***** Listing *****

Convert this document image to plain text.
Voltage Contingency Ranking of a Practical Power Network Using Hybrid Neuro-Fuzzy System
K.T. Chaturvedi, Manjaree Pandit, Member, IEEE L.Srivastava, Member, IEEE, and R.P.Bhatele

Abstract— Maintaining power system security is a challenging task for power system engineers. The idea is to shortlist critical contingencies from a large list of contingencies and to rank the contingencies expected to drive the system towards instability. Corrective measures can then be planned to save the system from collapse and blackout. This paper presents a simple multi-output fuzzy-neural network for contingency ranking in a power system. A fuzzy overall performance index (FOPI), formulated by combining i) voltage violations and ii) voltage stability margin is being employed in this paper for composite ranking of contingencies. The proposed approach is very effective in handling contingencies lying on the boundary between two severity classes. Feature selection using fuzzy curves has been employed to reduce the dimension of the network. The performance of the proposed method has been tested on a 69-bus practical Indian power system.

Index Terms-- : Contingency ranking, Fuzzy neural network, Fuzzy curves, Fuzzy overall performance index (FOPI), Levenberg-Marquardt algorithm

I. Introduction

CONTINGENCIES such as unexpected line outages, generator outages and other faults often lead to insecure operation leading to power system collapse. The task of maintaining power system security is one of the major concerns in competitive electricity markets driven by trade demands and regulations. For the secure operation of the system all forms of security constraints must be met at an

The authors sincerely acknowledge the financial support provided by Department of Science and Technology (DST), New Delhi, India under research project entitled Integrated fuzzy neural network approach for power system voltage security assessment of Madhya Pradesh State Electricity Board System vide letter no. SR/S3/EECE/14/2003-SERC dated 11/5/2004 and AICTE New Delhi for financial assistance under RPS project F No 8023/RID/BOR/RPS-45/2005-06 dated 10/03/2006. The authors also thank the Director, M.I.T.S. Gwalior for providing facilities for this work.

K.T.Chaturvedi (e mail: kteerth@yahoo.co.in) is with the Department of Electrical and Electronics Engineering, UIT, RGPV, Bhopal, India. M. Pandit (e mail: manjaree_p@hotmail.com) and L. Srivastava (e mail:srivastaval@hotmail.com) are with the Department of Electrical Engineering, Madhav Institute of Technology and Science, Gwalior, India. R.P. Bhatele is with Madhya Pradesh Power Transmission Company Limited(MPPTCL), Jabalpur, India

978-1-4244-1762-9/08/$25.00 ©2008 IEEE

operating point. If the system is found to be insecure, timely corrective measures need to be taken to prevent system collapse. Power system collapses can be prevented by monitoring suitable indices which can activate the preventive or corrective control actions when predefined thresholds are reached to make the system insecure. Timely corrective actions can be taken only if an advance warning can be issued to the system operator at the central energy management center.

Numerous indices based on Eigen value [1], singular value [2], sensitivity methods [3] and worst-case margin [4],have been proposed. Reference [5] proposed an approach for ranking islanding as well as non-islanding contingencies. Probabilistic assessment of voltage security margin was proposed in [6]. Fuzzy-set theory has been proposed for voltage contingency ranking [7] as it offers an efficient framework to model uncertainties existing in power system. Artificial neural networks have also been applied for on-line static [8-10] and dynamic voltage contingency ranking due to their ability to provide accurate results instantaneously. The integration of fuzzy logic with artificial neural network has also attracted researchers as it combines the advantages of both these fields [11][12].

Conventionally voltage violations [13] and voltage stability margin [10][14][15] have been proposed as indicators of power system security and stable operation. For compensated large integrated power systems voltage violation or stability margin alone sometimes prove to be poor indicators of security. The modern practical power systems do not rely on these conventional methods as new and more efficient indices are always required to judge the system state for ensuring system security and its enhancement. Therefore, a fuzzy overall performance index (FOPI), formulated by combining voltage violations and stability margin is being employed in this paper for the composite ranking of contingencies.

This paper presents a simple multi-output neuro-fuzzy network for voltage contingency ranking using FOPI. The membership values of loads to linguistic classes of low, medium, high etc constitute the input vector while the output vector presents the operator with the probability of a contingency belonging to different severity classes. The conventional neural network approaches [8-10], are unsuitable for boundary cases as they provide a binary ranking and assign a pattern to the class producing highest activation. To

*****

▸ **Exercise goal**: Reproduce the material exactly, with every line intact.

▸ **Task answer**:
Convert this document image to plain text.
Voltage Contingency Ranking of a Practical Power Network Using Hybrid Neuro-Fuzzy System
K.T. Chaturvedi, Manjaree Pandit, Member, IEEE L.Srivastava, Member, IEEE, and R.P.Bhatele

Abstract— Maintaining power system security is a challenging task for power system engineers. The idea is to shortlist critical contingencies from a large list of contingencies and to rank the contingencies expected to drive the system towards instability. Corrective measures can then be planned to save the system from collapse and blackout. This paper presents a simple multi-output fuzzy-neural network for contingency ranking in a power system. A fuzzy overall performance index (FOPI), formulated by combining i) voltage violations and ii) voltage stability margin is being employed in this paper for composite ranking of contingencies. The proposed approach is very effective in handling contingencies lying on the boundary between two severity classes. Feature selection using fuzzy curves has been employed to reduce the dimension of the network. The performance of the proposed method has been tested on a 69-bus practical Indian power system.

Index Terms-- : Contingency ranking, Fuzzy neural network, Fuzzy curves, Fuzzy overall performance index (FOPI), Levenberg-Marquardt algorithm

I. Introduction

CONTINGENCIES such as unexpected line outages, generator outages and other faults often lead to insecure operation leading to power system collapse. The task of maintaining power system security is one of the major concerns in competitive electricity markets driven by trade demands and regulations. For the secure operation of the system all forms of security constraints must be met at an

The authors sincerely acknowledge the financial support provided by Department of Science and Technology (DST), New Delhi, India under research project entitled Integrated fuzzy neural network approach for power system voltage security assessment of Madhya Pradesh State Electricity Board System vide letter no. SR/S3/EECE/14/2003-SERC dated 11/5/2004 and AICTE New Delhi for financial assistance under RPS project F No 8023/RID/BOR/RPS-45/2005-06 dated 10/03/2006. The authors also thank the Director, M.I.T.S. Gwalior for providing facilities for this work.

K.T.Chaturvedi (e mail: kteerth@yahoo.co.in) is with the Department of Electrical and Electronics Engineering, UIT, RGPV, Bhopal, India. M. Pandit (e mail: manjaree_p@hotmail.com) and L. Srivastava (e mail:srivastaval@hotmail.com) are with the Department of Electrical Engineering, Madhav Institute of Technology and Science, Gwalior, India. R.P. Bhatele is with Madhya Pradesh Power Transmission Company Limited(MPPTCL), Jabalpur, India

978-1-4244-1762-9/08/$25.00 ©2008 IEEE

operating point. If the system is found to be insecure, timely corrective measures need to be taken to prevent system collapse. Power system collapses can be prevented by monitoring suitable indices which can activate the preventive or corrective control actions when predefined thresholds are reached to make the system insecure. Timely corrective actions can be taken only if an advance warning can be issued to the system operator at the central energy management center.

Numerous indices based on Eigen value [1], singular value [2], sensitivity methods [3] and worst-case margin [4],have been proposed. Reference [5] proposed an approach for ranking islanding as well as non-islanding contingencies. Probabilistic assessment of voltage security margin was proposed in [6]. Fuzzy-set theory has been proposed for voltage contingency ranking [7] as it offers an efficient framework to model uncertainties existing in power system. Artificial neural networks have also been applied for on-line static [8-10] and dynamic voltage contingency ranking due to their ability to provide accurate results instantaneously. The integration of fuzzy logic with artificial neural network has also attracted researchers as it combines the advantages of both these fields [11][12].

Conventionally voltage violations [13] and voltage stability margin [10][14][15] have been proposed as indicators of power system security and stable operation. For compensated large integrated power systems voltage violation or stability margin alone sometimes prove to be poor indicators of security. The modern practical power systems do not rely on these conventional methods as new and more efficient indices are always required to judge the system state for ensuring system security and its enhancement. Therefore, a fuzzy overall performance index (FOPI), formulated by combining voltage violations and stability margin is being employed in this paper for the composite ranking of contingencies.

This paper presents a simple multi-output neuro-fuzzy network for voltage contingency ranking using FOPI. The membership values of loads to linguistic classes of low, medium, high etc constitute the input vector while the output vector presents the operator with the probability of a contingency belonging to different severity classes. The conventional neural network approaches [8-10], are unsuitable for boundary cases as they provide a binary ranking and assign a pattern to the class producing highest activation. To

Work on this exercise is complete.